Collected data entries

━━━━

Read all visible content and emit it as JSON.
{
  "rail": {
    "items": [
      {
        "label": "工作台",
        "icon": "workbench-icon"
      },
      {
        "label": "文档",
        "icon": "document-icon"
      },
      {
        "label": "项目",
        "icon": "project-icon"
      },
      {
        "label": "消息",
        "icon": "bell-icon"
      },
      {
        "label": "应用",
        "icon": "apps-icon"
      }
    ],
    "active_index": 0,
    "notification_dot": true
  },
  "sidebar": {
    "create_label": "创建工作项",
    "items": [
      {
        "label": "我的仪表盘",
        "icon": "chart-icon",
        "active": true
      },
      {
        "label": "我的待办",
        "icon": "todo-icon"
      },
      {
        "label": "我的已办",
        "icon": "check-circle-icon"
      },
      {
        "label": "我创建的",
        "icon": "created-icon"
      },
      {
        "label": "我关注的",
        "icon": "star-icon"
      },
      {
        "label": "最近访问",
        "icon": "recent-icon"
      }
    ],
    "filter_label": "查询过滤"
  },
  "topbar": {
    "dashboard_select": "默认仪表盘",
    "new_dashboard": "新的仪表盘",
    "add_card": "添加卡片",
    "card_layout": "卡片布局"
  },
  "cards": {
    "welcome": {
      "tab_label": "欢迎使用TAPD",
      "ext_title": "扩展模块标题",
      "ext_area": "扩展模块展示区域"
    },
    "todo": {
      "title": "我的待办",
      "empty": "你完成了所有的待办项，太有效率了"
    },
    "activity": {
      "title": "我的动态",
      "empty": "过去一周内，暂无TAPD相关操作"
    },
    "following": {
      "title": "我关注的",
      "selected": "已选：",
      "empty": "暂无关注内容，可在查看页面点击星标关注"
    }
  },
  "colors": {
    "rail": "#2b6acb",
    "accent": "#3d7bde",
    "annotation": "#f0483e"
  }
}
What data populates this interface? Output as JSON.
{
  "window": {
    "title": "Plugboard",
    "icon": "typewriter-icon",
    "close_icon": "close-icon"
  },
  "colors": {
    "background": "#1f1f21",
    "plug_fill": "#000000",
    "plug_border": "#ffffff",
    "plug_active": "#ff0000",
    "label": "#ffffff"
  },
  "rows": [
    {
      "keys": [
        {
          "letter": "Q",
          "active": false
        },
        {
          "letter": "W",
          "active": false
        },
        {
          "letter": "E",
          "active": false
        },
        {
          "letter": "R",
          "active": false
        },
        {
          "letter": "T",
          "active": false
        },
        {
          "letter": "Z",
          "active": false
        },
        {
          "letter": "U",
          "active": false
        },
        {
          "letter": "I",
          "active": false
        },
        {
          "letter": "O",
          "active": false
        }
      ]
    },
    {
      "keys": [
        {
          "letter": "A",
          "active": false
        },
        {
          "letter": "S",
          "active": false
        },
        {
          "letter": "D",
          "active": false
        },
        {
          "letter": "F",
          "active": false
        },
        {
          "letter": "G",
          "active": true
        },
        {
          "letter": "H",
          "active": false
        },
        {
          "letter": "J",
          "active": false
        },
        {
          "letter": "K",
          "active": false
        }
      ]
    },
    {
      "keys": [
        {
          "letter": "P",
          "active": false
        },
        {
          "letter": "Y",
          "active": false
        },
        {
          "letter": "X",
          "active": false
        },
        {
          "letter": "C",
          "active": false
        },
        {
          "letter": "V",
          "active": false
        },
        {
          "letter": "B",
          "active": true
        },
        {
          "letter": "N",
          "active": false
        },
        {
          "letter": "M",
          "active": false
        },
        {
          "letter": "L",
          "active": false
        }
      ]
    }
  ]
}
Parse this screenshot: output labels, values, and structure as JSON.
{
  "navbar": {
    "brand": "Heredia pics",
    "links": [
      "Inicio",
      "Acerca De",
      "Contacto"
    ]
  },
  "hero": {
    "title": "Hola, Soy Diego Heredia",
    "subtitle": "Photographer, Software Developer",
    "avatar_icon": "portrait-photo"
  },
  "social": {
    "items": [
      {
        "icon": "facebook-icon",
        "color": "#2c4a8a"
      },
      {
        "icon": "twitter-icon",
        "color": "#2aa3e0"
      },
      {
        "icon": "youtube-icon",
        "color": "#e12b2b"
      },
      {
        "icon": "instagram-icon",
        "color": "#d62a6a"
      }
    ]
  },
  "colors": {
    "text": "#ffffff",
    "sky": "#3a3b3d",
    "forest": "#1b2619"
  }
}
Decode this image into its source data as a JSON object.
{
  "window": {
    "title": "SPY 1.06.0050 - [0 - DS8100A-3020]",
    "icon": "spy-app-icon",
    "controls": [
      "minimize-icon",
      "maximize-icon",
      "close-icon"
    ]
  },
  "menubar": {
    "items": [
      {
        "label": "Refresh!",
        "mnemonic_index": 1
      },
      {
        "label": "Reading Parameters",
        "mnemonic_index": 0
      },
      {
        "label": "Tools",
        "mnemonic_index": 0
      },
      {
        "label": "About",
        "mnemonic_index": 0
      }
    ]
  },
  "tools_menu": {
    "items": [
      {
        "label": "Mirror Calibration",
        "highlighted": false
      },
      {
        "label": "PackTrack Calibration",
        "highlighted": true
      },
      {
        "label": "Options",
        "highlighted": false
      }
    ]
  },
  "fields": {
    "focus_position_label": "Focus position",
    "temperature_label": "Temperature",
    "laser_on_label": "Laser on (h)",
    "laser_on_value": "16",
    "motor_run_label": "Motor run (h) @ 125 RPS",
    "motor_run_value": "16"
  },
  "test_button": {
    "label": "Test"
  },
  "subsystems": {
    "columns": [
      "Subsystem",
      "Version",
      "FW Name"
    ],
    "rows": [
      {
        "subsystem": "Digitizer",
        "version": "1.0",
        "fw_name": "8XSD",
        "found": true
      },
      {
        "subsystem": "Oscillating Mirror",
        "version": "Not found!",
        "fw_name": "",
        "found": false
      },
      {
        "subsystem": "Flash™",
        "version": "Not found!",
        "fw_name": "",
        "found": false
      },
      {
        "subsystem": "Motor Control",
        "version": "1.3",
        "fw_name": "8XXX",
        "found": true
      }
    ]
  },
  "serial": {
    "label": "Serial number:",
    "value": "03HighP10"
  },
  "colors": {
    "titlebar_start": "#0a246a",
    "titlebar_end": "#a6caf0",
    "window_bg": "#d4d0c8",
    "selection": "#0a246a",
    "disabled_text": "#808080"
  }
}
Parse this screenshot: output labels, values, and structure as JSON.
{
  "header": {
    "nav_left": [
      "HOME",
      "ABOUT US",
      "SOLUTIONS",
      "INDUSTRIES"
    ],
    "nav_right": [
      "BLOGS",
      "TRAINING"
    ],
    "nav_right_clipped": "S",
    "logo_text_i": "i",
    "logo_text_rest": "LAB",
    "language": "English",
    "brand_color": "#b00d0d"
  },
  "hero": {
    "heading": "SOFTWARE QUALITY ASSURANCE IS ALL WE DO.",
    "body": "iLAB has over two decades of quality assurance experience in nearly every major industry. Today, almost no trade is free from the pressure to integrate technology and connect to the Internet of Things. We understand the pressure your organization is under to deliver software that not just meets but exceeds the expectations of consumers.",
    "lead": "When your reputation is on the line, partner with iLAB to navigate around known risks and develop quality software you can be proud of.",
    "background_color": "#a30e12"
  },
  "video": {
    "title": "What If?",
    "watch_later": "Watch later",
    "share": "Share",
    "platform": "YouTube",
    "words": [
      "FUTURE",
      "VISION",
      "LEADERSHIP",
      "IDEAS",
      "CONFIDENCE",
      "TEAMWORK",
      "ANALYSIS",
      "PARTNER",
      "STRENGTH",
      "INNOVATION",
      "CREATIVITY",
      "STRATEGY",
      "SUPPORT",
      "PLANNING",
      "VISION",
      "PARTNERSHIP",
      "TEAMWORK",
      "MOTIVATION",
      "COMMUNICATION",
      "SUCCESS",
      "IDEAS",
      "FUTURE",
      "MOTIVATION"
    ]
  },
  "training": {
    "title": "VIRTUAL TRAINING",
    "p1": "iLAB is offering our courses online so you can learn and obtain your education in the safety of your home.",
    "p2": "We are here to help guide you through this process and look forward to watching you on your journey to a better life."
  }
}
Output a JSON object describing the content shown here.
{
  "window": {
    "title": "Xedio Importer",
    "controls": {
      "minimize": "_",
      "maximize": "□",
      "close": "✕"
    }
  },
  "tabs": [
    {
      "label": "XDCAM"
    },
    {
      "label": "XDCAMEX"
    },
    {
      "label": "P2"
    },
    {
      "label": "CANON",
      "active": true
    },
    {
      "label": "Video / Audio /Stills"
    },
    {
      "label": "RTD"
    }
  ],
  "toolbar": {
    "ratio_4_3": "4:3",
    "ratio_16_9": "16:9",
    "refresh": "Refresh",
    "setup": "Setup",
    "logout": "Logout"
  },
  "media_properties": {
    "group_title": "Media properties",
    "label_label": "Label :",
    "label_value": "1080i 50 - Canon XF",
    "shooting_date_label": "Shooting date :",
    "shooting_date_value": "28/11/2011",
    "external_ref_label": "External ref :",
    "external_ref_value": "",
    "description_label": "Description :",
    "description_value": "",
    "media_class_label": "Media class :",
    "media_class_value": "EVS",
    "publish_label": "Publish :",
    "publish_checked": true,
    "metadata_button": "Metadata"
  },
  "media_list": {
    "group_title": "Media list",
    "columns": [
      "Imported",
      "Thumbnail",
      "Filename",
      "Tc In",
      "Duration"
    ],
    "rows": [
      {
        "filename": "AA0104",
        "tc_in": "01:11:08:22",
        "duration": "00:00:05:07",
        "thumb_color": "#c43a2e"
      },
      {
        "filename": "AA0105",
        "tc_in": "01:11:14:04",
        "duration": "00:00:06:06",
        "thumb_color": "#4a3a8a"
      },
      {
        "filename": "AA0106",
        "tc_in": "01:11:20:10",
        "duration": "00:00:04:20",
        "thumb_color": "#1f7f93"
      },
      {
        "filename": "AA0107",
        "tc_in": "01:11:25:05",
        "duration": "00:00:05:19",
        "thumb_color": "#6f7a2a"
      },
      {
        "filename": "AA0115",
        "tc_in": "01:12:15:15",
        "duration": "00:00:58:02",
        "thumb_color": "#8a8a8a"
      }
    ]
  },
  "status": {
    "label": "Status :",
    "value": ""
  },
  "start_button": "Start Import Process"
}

━━━━

### DO THIS
Pull out each line of the entries that contains "empty".

### IN RESPONSE
      "empty": "你完成了所有的待办项，太有效率了"
      "empty": "过去一周内，暂无TAPD相关操作"
      "empty": "暂无关注内容，可在查看页面点击星标关注"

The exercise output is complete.